#### Directive:
Reproduce the entries exactly.

## start Information provided

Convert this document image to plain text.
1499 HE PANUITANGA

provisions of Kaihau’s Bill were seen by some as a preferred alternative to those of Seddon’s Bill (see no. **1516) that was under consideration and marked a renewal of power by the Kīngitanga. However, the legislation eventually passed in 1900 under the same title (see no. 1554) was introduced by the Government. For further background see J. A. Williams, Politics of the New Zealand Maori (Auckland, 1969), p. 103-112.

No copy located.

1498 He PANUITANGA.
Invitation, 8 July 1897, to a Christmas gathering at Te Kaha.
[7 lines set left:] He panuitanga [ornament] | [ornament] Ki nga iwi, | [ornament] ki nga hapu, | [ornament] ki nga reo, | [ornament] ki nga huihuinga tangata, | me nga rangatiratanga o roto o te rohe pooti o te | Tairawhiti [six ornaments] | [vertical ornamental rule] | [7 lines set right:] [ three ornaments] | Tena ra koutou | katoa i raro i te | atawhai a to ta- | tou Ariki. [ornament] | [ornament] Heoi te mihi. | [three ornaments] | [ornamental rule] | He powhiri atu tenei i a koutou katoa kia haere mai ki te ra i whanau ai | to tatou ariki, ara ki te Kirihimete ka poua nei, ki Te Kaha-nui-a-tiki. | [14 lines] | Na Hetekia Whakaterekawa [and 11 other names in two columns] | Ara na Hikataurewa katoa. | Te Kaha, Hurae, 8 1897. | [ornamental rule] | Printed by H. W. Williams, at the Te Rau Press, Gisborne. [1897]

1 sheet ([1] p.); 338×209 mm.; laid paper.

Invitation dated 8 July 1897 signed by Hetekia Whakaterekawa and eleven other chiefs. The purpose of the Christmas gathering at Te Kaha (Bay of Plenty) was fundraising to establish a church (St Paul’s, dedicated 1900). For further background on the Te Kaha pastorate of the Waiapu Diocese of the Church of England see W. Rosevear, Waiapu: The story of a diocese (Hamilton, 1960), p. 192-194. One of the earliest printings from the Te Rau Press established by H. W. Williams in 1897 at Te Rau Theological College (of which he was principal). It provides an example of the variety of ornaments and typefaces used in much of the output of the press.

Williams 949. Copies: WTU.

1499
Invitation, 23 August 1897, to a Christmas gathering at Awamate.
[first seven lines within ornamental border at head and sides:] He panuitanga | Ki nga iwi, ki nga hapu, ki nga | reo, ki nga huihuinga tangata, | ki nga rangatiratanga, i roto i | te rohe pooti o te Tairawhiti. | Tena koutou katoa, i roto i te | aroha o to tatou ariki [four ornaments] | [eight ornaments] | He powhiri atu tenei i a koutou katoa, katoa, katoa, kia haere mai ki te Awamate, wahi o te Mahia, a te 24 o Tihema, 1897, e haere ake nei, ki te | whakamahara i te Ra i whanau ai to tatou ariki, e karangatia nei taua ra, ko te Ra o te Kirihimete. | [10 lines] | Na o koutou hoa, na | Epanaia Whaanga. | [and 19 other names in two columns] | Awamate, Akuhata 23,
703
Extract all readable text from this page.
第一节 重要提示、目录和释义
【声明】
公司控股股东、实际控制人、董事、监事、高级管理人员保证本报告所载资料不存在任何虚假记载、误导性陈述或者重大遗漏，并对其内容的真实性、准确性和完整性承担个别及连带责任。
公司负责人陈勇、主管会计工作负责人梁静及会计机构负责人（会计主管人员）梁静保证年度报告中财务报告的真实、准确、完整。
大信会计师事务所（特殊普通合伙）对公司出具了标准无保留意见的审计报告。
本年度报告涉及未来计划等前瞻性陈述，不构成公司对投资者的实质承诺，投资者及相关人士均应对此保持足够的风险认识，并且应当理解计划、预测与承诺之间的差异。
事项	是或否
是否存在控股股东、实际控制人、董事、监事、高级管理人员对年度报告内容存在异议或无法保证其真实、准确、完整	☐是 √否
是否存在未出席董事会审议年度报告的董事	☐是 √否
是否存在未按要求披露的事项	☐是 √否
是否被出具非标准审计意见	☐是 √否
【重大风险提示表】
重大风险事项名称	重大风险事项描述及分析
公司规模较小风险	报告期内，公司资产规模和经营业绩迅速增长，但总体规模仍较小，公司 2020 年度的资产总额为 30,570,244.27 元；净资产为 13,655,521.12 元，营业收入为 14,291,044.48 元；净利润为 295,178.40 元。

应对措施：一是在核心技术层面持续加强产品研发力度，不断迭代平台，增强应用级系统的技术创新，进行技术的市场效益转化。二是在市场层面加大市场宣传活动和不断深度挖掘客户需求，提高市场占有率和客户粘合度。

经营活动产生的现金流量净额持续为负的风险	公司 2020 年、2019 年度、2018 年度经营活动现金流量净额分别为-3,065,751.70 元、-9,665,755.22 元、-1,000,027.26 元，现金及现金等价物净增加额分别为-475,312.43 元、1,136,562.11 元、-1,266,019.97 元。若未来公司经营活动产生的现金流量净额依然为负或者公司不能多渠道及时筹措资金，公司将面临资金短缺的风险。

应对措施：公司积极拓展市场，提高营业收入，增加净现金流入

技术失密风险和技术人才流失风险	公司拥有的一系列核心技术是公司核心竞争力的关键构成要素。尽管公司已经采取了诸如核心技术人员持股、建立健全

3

## end Information provided

#### Result:
Convert this document image to plain text.
1499 HE PANUITANGA

provisions of Kaihau’s Bill were seen by some as a preferred alternative to those of Seddon’s Bill (see no. **1516) that was under consideration and marked a renewal of power by the Kīngitanga. However, the legislation eventually passed in 1900 under the same title (see no. 1554) was introduced by the Government. For further background see J. A. Williams, Politics of the New Zealand Maori (Auckland, 1969), p. 103-112.

No copy located.

1498 He PANUITANGA.
Invitation, 8 July 1897, to a Christmas gathering at Te Kaha.
[7 lines set left:] He panuitanga [ornament] | [ornament] Ki nga iwi, | [ornament] ki nga hapu, | [ornament] ki nga reo, | [ornament] ki nga huihuinga tangata, | me nga rangatiratanga o roto o te rohe pooti o te | Tairawhiti [six ornaments] | [vertical ornamental rule] | [7 lines set right:] [ three ornaments] | Tena ra koutou | katoa i raro i te | atawhai a to ta- | tou Ariki. [ornament] | [ornament] Heoi te mihi. | [three ornaments] | [ornamental rule] | He powhiri atu tenei i a koutou katoa kia haere mai ki te ra i whanau ai | to tatou ariki, ara ki te Kirihimete ka poua nei, ki Te Kaha-nui-a-tiki. | [14 lines] | Na Hetekia Whakaterekawa [and 11 other names in two columns] | Ara na Hikataurewa katoa. | Te Kaha, Hurae, 8 1897. | [ornamental rule] | Printed by H. W. Williams, at the Te Rau Press, Gisborne. [1897]

1 sheet ([1] p.); 338×209 mm.; laid paper.

Invitation dated 8 July 1897 signed by Hetekia Whakaterekawa and eleven other chiefs. The purpose of the Christmas gathering at Te Kaha (Bay of Plenty) was fundraising to establish a church (St Paul’s, dedicated 1900). For further background on the Te Kaha pastorate of the Waiapu Diocese of the Church of England see W. Rosevear, Waiapu: The story of a diocese (Hamilton, 1960), p. 192-194. One of the earliest printings from the Te Rau Press established by H. W. Williams in 1897 at Te Rau Theological College (of which he was principal). It provides an example of the variety of ornaments and typefaces used in much of the output of the press.

Williams 949. Copies: WTU.

1499
Invitation, 23 August 1897, to a Christmas gathering at Awamate.
[first seven lines within ornamental border at head and sides:] He panuitanga | Ki nga iwi, ki nga hapu, ki nga | reo, ki nga huihuinga tangata, | ki nga rangatiratanga, i roto i | te rohe pooti o te Tairawhiti. | Tena koutou katoa, i roto i te | aroha o to tatou ariki [four ornaments] | [eight ornaments] | He powhiri atu tenei i a koutou katoa, katoa, katoa, kia haere mai ki te Awamate, wahi o te Mahia, a te 24 o Tihema, 1897, e haere ake nei, ki te | whakamahara i te Ra i whanau ai to tatou ariki, e karangatia nei taua ra, ko te Ra o te Kirihimete. | [10 lines] | Na o koutou hoa, na | Epanaia Whaanga. | [and 19 other names in two columns] | Awamate, Akuhata 23,
703
Extract all readable text from this page.
第一节 重要提示、目录和释义
【声明】
公司控股股东、实际控制人、董事、监事、高级管理人员保证本报告所载资料不存在任何虚假记载、误导性陈述或者重大遗漏，并对其内容的真实性、准确性和完整性承担个别及连带责任。
公司负责人陈勇、主管会计工作负责人梁静及会计机构负责人（会计主管人员）梁静保证年度报告中财务报告的真实、准确、完整。
大信会计师事务所（特殊普通合伙）对公司出具了标准无保留意见的审计报告。
本年度报告涉及未来计划等前瞻性陈述，不构成公司对投资者的实质承诺，投资者及相关人士均应对此保持足够的风险认识，并且应当理解计划、预测与承诺之间的差异。
事项	是或否
是否存在控股股东、实际控制人、董事、监事、高级管理人员对年度报告内容存在异议或无法保证其真实、准确、完整	☐是 √否
是否存在未出席董事会审议年度报告的董事	☐是 √否
是否存在未按要求披露的事项	☐是 √否
是否被出具非标准审计意见	☐是 √否
【重大风险提示表】
重大风险事项名称	重大风险事项描述及分析
公司规模较小风险	报告期内，公司资产规模和经营业绩迅速增长，但总体规模仍较小，公司 2020 年度的资产总额为 30,570,244.27 元；净资产为 13,655,521.12 元，营业收入为 14,291,044.48 元；净利润为 295,178.40 元。

应对措施：一是在核心技术层面持续加强产品研发力度，不断迭代平台，增强应用级系统的技术创新，进行技术的市场效益转化。二是在市场层面加大市场宣传活动和不断深度挖掘客户需求，提高市场占有率和客户粘合度。

经营活动产生的现金流量净额持续为负的风险	公司 2020 年、2019 年度、2018 年度经营活动现金流量净额分别为-3,065,751.70 元、-9,665,755.22 元、-1,000,027.26 元，现金及现金等价物净增加额分别为-475,312.43 元、1,136,562.11 元、-1,266,019.97 元。若未来公司经营活动产生的现金流量净额依然为负或者公司不能多渠道及时筹措资金，公司将面临资金短缺的风险。

应对措施：公司积极拓展市场，提高营业收入，增加净现金流入

技术失密风险和技术人才流失风险	公司拥有的一系列核心技术是公司核心竞争力的关键构成要素。尽管公司已经采取了诸如核心技术人员持股、建立健全

3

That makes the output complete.